From staffing shortages to frustrated customers, some Manitoba restaurants dealt with challenges over the Labour Day long weekend as new provincial restrictions took effect.

Manitobans now need to be fully vaccinated if they want to participate in certain activities, including indoor and outdoor dining at restaurants, nightclubs and bars, casinos, bingo halls and VLT lounges, movie theatres and gyms.

The Manitoba Restaurant and Foodservices Association (MRFA) said it was a busy weekend for many local businesses as these new public health orders took effect.

“Restaurants are definitely picking up. Obviously, being in the middle of Burger Week, a lot of restaurants are busy, which is great. Manitobans are coming out and supporting their local restaurants,” MRFA Executive Director Shaun Jeffrey told CTV News.

However, Jeffrey said staffing continues to be a major challenge for the industry.

He said Manitoba restaurants are operating at about 56 per cent of pre-pandemic staffing levels. According to Jeffrey, there are two main barriers - the industry is still competing with federal pandemic subsidy programs and many employees left the industry altogether from multiple lockdowns and the instability it caused in work.

“We’re trying to attract those employees back to the industry because we need them now more than ever,” he said.

Jeffrey said enforcing pandemic restrictions has also been difficult for some restaurants, with these businesses bearing the brunt of customers’ frustrations over public health measures.

“A lot of Manitobans were coming in, being very appeasing in making sure they have their vaccination passport or their QR code available plus their ID. But we’ve received a pretty decent amount of negativity in-person, plus on social media,” he said.

“To us, that’s quite unacceptable because we’re just following the orders that are imposed on us by the Manitoba government, and we’re just doing what we can to stay open because the restaurant industry cannot risk another lockdown. We cannot get shut down again. We just can’t survive that,” he said.
---+---
Exercise instructions:
In the article on Manitoba restaurants, at what share of pre-pandemic staffing levels does Shaun Jeffrey say the province's restaurants are operating? The material has nothing to do with the article on Manitoba restaurants.

[Dataset entries]
---+---
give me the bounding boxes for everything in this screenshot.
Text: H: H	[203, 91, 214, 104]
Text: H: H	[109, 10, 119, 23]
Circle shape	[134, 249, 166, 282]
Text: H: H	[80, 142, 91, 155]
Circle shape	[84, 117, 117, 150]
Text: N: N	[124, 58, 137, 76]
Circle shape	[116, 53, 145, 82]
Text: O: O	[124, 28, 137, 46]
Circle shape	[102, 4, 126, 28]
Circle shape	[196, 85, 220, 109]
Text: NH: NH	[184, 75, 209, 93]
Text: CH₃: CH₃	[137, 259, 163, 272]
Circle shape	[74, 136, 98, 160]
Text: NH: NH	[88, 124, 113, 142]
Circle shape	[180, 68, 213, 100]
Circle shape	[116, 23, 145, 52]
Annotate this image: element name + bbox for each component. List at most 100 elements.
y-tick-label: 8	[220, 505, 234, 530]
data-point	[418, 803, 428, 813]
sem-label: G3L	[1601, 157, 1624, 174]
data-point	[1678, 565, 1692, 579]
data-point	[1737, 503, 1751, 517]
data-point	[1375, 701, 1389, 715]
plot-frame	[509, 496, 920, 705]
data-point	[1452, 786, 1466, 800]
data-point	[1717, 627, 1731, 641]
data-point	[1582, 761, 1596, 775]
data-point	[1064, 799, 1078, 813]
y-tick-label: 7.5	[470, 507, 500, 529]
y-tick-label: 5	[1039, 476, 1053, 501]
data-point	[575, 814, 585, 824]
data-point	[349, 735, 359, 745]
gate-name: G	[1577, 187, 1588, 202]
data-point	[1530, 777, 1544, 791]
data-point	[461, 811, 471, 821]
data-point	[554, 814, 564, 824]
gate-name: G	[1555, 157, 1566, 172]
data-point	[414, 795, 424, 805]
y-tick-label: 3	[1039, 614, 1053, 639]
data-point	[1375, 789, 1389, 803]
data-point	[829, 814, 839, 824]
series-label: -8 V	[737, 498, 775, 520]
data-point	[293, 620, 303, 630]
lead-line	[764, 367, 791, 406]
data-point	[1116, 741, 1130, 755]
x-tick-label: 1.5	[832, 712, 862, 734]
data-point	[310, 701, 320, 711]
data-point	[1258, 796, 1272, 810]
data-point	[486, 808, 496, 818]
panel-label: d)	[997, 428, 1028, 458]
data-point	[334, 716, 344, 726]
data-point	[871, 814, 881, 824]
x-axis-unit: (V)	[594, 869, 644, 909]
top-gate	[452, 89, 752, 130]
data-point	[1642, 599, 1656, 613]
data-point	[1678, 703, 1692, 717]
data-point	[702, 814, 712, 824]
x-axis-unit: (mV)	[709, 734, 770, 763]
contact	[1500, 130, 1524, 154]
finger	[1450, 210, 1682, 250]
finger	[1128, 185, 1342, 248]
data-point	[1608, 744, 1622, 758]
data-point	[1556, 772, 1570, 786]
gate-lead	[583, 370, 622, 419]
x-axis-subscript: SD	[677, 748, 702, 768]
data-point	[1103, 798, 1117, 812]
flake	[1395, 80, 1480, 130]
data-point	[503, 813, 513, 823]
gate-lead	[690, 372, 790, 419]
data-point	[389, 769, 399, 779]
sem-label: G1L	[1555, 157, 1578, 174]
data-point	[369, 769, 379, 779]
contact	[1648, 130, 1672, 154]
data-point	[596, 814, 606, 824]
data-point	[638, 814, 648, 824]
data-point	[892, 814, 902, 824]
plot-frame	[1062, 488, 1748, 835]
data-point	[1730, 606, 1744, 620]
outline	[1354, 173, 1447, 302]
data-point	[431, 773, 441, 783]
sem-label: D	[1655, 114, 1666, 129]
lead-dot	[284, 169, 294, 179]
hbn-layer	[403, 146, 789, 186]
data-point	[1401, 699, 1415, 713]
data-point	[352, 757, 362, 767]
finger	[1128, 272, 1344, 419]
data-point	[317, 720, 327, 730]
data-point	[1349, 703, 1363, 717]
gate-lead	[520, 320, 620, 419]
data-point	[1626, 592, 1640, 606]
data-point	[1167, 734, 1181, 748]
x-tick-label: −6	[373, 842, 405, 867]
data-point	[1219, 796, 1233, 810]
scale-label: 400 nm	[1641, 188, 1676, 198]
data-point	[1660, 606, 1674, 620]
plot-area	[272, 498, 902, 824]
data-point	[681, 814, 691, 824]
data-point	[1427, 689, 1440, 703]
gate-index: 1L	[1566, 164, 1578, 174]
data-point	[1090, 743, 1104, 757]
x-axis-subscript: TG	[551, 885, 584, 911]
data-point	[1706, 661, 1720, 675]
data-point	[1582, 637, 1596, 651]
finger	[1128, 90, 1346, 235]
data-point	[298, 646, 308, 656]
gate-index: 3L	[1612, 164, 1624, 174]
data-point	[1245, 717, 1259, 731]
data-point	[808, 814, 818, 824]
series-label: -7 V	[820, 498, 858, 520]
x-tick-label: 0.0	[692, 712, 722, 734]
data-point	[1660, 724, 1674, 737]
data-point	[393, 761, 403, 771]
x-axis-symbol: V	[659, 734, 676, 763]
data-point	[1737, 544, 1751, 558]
---+---
Exercise result:
About 56 percent.